All of the listing below must be repeated word for word. Pictures are the only thing to omit.

— Start —

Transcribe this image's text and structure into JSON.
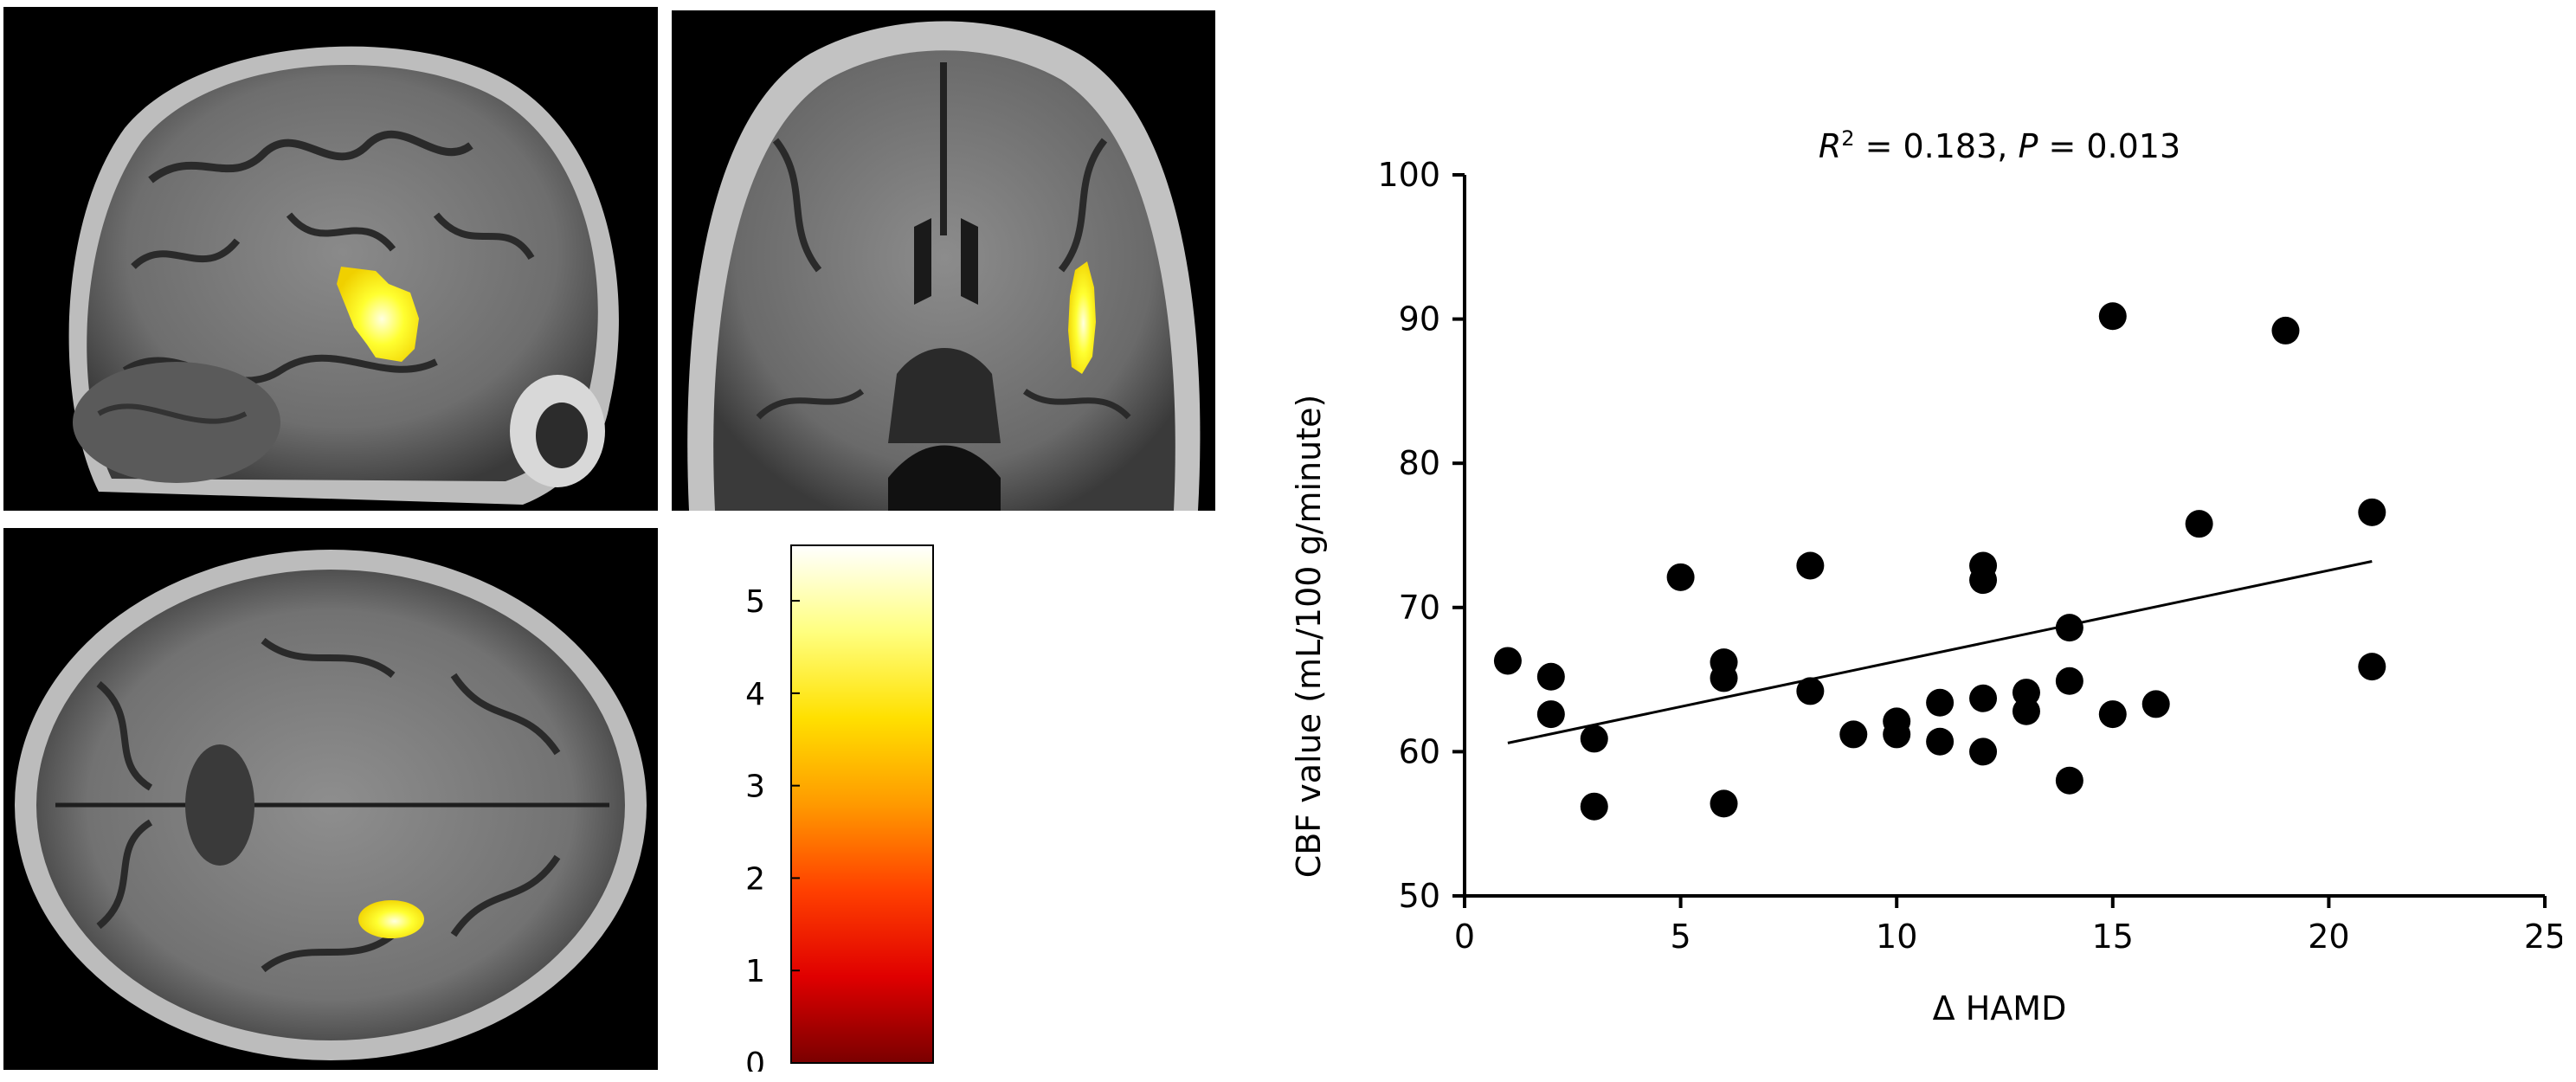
{
  "colorbar": {
    "ticks": [
      "0",
      "1",
      "2",
      "3",
      "4",
      "5"
    ],
    "min": 0,
    "max": 5.6,
    "colors": [
      "#7a0000",
      "#e00000",
      "#ff4000",
      "#ff9a00",
      "#ffe000",
      "#ffff80",
      "#ffffff"
    ]
  },
  "chart_data": {
    "type": "scatter",
    "title_r2_symbol": "R",
    "title_r2_exp": "2",
    "title_r2_value": " = 0.183, ",
    "title_p_symbol": "P",
    "title_p_value": " = 0.013",
    "xlabel": "Δ HAMD",
    "ylabel": "CBF value (mL/100 g/minute)",
    "xlim": [
      0,
      25
    ],
    "ylim": [
      50,
      100
    ],
    "xticks": [
      "0",
      "5",
      "10",
      "15",
      "20",
      "25"
    ],
    "yticks": [
      "50",
      "60",
      "70",
      "80",
      "90",
      "100"
    ],
    "grid": false,
    "points": [
      {
        "x": 1,
        "y": 66.3
      },
      {
        "x": 2,
        "y": 65.2
      },
      {
        "x": 2,
        "y": 62.6
      },
      {
        "x": 3,
        "y": 60.9
      },
      {
        "x": 3,
        "y": 56.2
      },
      {
        "x": 5,
        "y": 72.1
      },
      {
        "x": 6,
        "y": 66.2
      },
      {
        "x": 6,
        "y": 65.1
      },
      {
        "x": 6,
        "y": 56.4
      },
      {
        "x": 8,
        "y": 72.9
      },
      {
        "x": 8,
        "y": 64.2
      },
      {
        "x": 9,
        "y": 61.2
      },
      {
        "x": 10,
        "y": 62.1
      },
      {
        "x": 10,
        "y": 61.2
      },
      {
        "x": 11,
        "y": 63.4
      },
      {
        "x": 11,
        "y": 60.7
      },
      {
        "x": 12,
        "y": 72.9
      },
      {
        "x": 12,
        "y": 71.9
      },
      {
        "x": 12,
        "y": 63.7
      },
      {
        "x": 12,
        "y": 60.0
      },
      {
        "x": 13,
        "y": 64.1
      },
      {
        "x": 13,
        "y": 62.8
      },
      {
        "x": 14,
        "y": 68.6
      },
      {
        "x": 14,
        "y": 64.9
      },
      {
        "x": 14,
        "y": 58.0
      },
      {
        "x": 15,
        "y": 90.2
      },
      {
        "x": 15,
        "y": 62.6
      },
      {
        "x": 16,
        "y": 63.3
      },
      {
        "x": 17,
        "y": 75.8
      },
      {
        "x": 19,
        "y": 89.2
      },
      {
        "x": 21,
        "y": 76.6
      },
      {
        "x": 21,
        "y": 65.9
      }
    ],
    "fit_line": {
      "x": [
        1,
        21
      ],
      "y": [
        60.6,
        73.2
      ]
    }
  }
}
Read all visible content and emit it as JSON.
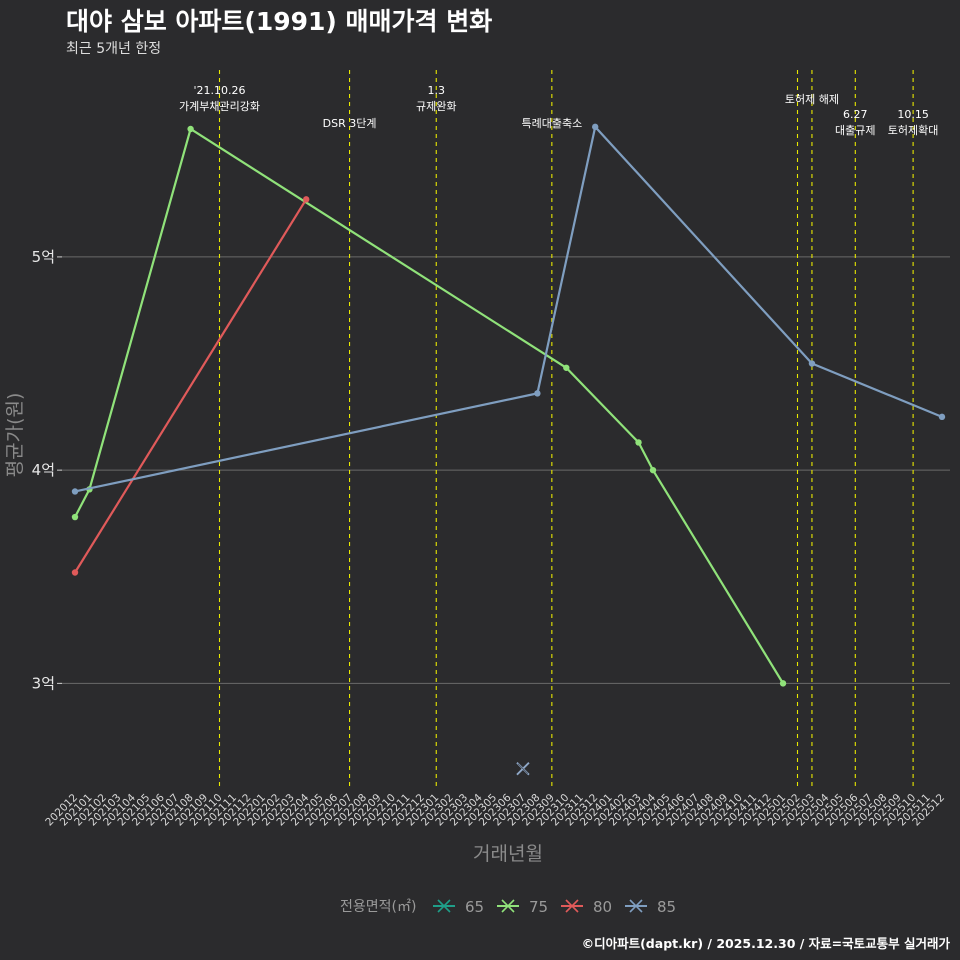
{
  "header": {
    "title": "대야 삼보 아파트(1991) 매매가격 변화",
    "subtitle": "최근 5개년 한정"
  },
  "caption": "©디아파트(dapt.kr) / 2025.12.30 / 자료=국토교통부 실거래가",
  "chart_data": {
    "type": "line",
    "title": "대야 삼보 아파트(1991) 매매가격 변화",
    "xlabel": "거래년월",
    "ylabel": "평균가(원)",
    "ylim": [
      2.5,
      5.9
    ],
    "yticks": [
      3,
      4,
      5
    ],
    "ytick_labels": [
      "3억",
      "4억",
      "5억"
    ],
    "categories": [
      "202012",
      "202101",
      "202102",
      "202103",
      "202104",
      "202105",
      "202106",
      "202107",
      "202108",
      "202109",
      "202110",
      "202111",
      "202112",
      "202201",
      "202202",
      "202203",
      "202204",
      "202205",
      "202206",
      "202207",
      "202208",
      "202209",
      "202210",
      "202211",
      "202212",
      "202301",
      "202302",
      "202303",
      "202304",
      "202305",
      "202306",
      "202307",
      "202308",
      "202309",
      "202310",
      "202311",
      "202312",
      "202401",
      "202402",
      "202403",
      "202404",
      "202405",
      "202406",
      "202407",
      "202408",
      "202409",
      "202410",
      "202411",
      "202412",
      "202501",
      "202502",
      "202503",
      "202504",
      "202505",
      "202506",
      "202507",
      "202508",
      "202509",
      "202510",
      "202511",
      "202512"
    ],
    "series": [
      {
        "name": "65",
        "color": "#1f9e89",
        "points": [
          {
            "x": "202307",
            "y": 2.6
          }
        ]
      },
      {
        "name": "75",
        "color": "#90e27a",
        "points": [
          {
            "x": "202012",
            "y": 3.78
          },
          {
            "x": "202101",
            "y": 3.91
          },
          {
            "x": "202108",
            "y": 5.6
          },
          {
            "x": "202310",
            "y": 4.48
          },
          {
            "x": "202403",
            "y": 4.13
          },
          {
            "x": "202404",
            "y": 4.0
          },
          {
            "x": "202501",
            "y": 3.0
          }
        ]
      },
      {
        "name": "80",
        "color": "#e05a5a",
        "points": [
          {
            "x": "202012",
            "y": 3.52
          },
          {
            "x": "202204",
            "y": 5.27
          }
        ]
      },
      {
        "name": "85",
        "color": "#7f9ec0",
        "points": [
          {
            "x": "202012",
            "y": 3.9
          },
          {
            "x": "202308",
            "y": 4.36
          },
          {
            "x": "202312",
            "y": 5.61
          },
          {
            "x": "202503",
            "y": 4.5
          },
          {
            "x": "202512",
            "y": 4.25
          }
        ]
      }
    ],
    "events": [
      {
        "x": "202110",
        "lines": [
          "'21.10.26",
          "가계부채관리강화"
        ],
        "row": "top"
      },
      {
        "x": "202207",
        "lines": [
          "DSR 3단계"
        ],
        "row": "low"
      },
      {
        "x": "202301",
        "lines": [
          "1.3",
          "규제완화"
        ],
        "row": "top"
      },
      {
        "x": "202309",
        "lines": [
          "특례대출축소"
        ],
        "row": "low"
      },
      {
        "x": "202502",
        "lines": [],
        "row": "top"
      },
      {
        "x": "202503",
        "lines": [
          "토허제 해제"
        ],
        "row": "mid"
      },
      {
        "x": "202506",
        "lines": [
          "6.27",
          "대출규제"
        ],
        "row": "low2"
      },
      {
        "x": "202510",
        "lines": [
          "10.15",
          "토허제확대"
        ],
        "row": "low2"
      }
    ],
    "legend": {
      "title": "전용면적(㎡)",
      "position": "bottom",
      "entries": [
        "65",
        "75",
        "80",
        "85"
      ]
    }
  }
}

— End —

*EXERCISE RESULT*
Transcribe this image's text and structure into JSON.
{
  "colorbar": {
    "ticks": [
      "0",
      "1",
      "2",
      "3",
      "4",
      "5"
    ],
    "min": 0,
    "max": 5.6,
    "colors": [
      "#7a0000",
      "#e00000",
      "#ff4000",
      "#ff9a00",
      "#ffe000",
      "#ffff80",
      "#ffffff"
    ]
  },
  "chart_data": {
    "type": "scatter",
    "title_r2_symbol": "R",
    "title_r2_exp": "2",
    "title_r2_value": " = 0.183, ",
    "title_p_symbol": "P",
    "title_p_value": " = 0.013",
    "xlabel": "Δ HAMD",
    "ylabel": "CBF value (mL/100 g/minute)",
    "xlim": [
      0,
      25
    ],
    "ylim": [
      50,
      100
    ],
    "xticks": [
      "0",
      "5",
      "10",
      "15",
      "20",
      "25"
    ],
    "yticks": [
      "50",
      "60",
      "70",
      "80",
      "90",
      "100"
    ],
    "grid": false,
    "points": [
      {
        "x": 1,
        "y": 66.3
      },
      {
        "x": 2,
        "y": 65.2
      },
      {
        "x": 2,
        "y": 62.6
      },
      {
        "x": 3,
        "y": 60.9
      },
      {
        "x": 3,
        "y": 56.2
      },
      {
        "x": 5,
        "y": 72.1
      },
      {
        "x": 6,
        "y": 66.2
      },
      {
        "x": 6,
        "y": 65.1
      },
      {
        "x": 6,
        "y": 56.4
      },
      {
        "x": 8,
        "y": 72.9
      },
      {
        "x": 8,
        "y": 64.2
      },
      {
        "x": 9,
        "y": 61.2
      },
      {
        "x": 10,
        "y": 62.1
      },
      {
        "x": 10,
        "y": 61.2
      },
      {
        "x": 11,
        "y": 63.4
      },
      {
        "x": 11,
        "y": 60.7
      },
      {
        "x": 12,
        "y": 72.9
      },
      {
        "x": 12,
        "y": 71.9
      },
      {
        "x": 12,
        "y": 63.7
      },
      {
        "x": 12,
        "y": 60.0
      },
      {
        "x": 13,
        "y": 64.1
      },
      {
        "x": 13,
        "y": 62.8
      },
      {
        "x": 14,
        "y": 68.6
      },
      {
        "x": 14,
        "y": 64.9
      },
      {
        "x": 14,
        "y": 58.0
      },
      {
        "x": 15,
        "y": 90.2
      },
      {
        "x": 15,
        "y": 62.6
      },
      {
        "x": 16,
        "y": 63.3
      },
      {
        "x": 17,
        "y": 75.8
      },
      {
        "x": 19,
        "y": 89.2
      },
      {
        "x": 21,
        "y": 76.6
      },
      {
        "x": 21,
        "y": 65.9
      }
    ],
    "fit_line": {
      "x": [
        1,
        21
      ],
      "y": [
        60.6,
        73.2
      ]
    }
  }
}
Read all visible content and emit it as JSON.
{
  "header": {
    "title": "대야 삼보 아파트(1991) 매매가격 변화",
    "subtitle": "최근 5개년 한정"
  },
  "caption": "©디아파트(dapt.kr) / 2025.12.30 / 자료=국토교통부 실거래가",
  "chart_data": {
    "type": "line",
    "title": "대야 삼보 아파트(1991) 매매가격 변화",
    "xlabel": "거래년월",
    "ylabel": "평균가(원)",
    "ylim": [
      2.5,
      5.9
    ],
    "yticks": [
      3,
      4,
      5
    ],
    "ytick_labels": [
      "3억",
      "4억",
      "5억"
    ],
    "categories": [
      "202012",
      "202101",
      "202102",
      "202103",
      "202104",
      "202105",
      "202106",
      "202107",
      "202108",
      "202109",
      "202110",
      "202111",
      "202112",
      "202201",
      "202202",
      "202203",
      "202204",
      "202205",
      "202206",
      "202207",
      "202208",
      "202209",
      "202210",
      "202211",
      "202212",
      "202301",
      "202302",
      "202303",
      "202304",
      "202305",
      "202306",
      "202307",
      "202308",
      "202309",
      "202310",
      "202311",
      "202312",
      "202401",
      "202402",
      "202403",
      "202404",
      "202405",
      "202406",
      "202407",
      "202408",
      "202409",
      "202410",
      "202411",
      "202412",
      "202501",
      "202502",
      "202503",
      "202504",
      "202505",
      "202506",
      "202507",
      "202508",
      "202509",
      "202510",
      "202511",
      "202512"
    ],
    "series": [
      {
        "name": "65",
        "color": "#1f9e89",
        "points": [
          {
            "x": "202307",
            "y": 2.6
          }
        ]
      },
      {
        "name": "75",
        "color": "#90e27a",
        "points": [
          {
            "x": "202012",
            "y": 3.78
          },
          {
            "x": "202101",
            "y": 3.91
          },
          {
            "x": "202108",
            "y": 5.6
          },
          {
            "x": "202310",
            "y": 4.48
          },
          {
            "x": "202403",
            "y": 4.13
          },
          {
            "x": "202404",
            "y": 4.0
          },
          {
            "x": "202501",
            "y": 3.0
          }
        ]
      },
      {
        "name": "80",
        "color": "#e05a5a",
        "points": [
          {
            "x": "202012",
            "y": 3.52
          },
          {
            "x": "202204",
            "y": 5.27
          }
        ]
      },
      {
        "name": "85",
        "color": "#7f9ec0",
        "points": [
          {
            "x": "202012",
            "y": 3.9
          },
          {
            "x": "202308",
            "y": 4.36
          },
          {
            "x": "202312",
            "y": 5.61
          },
          {
            "x": "202503",
            "y": 4.5
          },
          {
            "x": "202512",
            "y": 4.25
          }
        ]
      }
    ],
    "events": [
      {
        "x": "202110",
        "lines": [
          "'21.10.26",
          "가계부채관리강화"
        ],
        "row": "top"
      },
      {
        "x": "202207",
        "lines": [
          "DSR 3단계"
        ],
        "row": "low"
      },
      {
        "x": "202301",
        "lines": [
          "1.3",
          "규제완화"
        ],
        "row": "top"
      },
      {
        "x": "202309",
        "lines": [
          "특례대출축소"
        ],
        "row": "low"
      },
      {
        "x": "202502",
        "lines": [],
        "row": "top"
      },
      {
        "x": "202503",
        "lines": [
          "토허제 해제"
        ],
        "row": "mid"
      },
      {
        "x": "202506",
        "lines": [
          "6.27",
          "대출규제"
        ],
        "row": "low2"
      },
      {
        "x": "202510",
        "lines": [
          "10.15",
          "토허제확대"
        ],
        "row": "low2"
      }
    ],
    "legend": {
      "title": "전용면적(㎡)",
      "position": "bottom",
      "entries": [
        "65",
        "75",
        "80",
        "85"
      ]
    }
  }
}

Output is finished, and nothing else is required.